[Rows from a dataset]
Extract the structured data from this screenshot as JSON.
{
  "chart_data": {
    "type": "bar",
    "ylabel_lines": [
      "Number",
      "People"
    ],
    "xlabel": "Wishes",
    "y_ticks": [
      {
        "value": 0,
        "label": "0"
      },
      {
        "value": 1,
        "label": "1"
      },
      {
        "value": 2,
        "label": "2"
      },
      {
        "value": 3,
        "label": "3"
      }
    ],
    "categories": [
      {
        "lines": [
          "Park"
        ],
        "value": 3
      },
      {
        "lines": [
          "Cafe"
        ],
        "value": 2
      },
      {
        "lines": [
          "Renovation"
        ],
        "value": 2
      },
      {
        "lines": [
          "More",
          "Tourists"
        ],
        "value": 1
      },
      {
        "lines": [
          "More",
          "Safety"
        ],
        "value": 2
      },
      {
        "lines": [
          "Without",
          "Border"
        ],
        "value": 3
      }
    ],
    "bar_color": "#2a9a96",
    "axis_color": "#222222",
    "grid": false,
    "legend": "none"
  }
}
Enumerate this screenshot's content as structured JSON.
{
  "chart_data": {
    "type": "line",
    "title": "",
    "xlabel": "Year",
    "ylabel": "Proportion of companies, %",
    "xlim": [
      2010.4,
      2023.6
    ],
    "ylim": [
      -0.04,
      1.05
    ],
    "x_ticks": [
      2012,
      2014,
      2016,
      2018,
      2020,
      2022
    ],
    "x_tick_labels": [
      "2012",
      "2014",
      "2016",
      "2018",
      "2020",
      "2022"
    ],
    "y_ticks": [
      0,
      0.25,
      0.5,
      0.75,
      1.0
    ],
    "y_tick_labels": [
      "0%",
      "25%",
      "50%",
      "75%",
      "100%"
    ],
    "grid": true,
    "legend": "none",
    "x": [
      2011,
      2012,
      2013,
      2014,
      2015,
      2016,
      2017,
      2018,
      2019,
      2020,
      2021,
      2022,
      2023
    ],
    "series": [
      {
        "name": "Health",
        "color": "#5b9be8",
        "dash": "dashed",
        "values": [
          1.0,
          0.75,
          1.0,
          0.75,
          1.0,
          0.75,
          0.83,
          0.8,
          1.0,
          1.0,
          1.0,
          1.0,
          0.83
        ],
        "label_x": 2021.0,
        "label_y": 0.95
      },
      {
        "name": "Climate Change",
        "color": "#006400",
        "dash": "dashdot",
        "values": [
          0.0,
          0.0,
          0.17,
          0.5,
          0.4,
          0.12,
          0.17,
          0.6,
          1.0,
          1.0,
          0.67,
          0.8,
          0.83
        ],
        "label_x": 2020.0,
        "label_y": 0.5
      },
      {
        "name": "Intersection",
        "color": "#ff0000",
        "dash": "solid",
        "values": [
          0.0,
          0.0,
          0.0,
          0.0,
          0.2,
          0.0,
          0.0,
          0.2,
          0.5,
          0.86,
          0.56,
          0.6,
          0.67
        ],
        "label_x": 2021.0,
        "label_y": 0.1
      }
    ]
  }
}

## Written instruction
State how many lines of the records hold the string "this", and nothing else.

## Final answer
2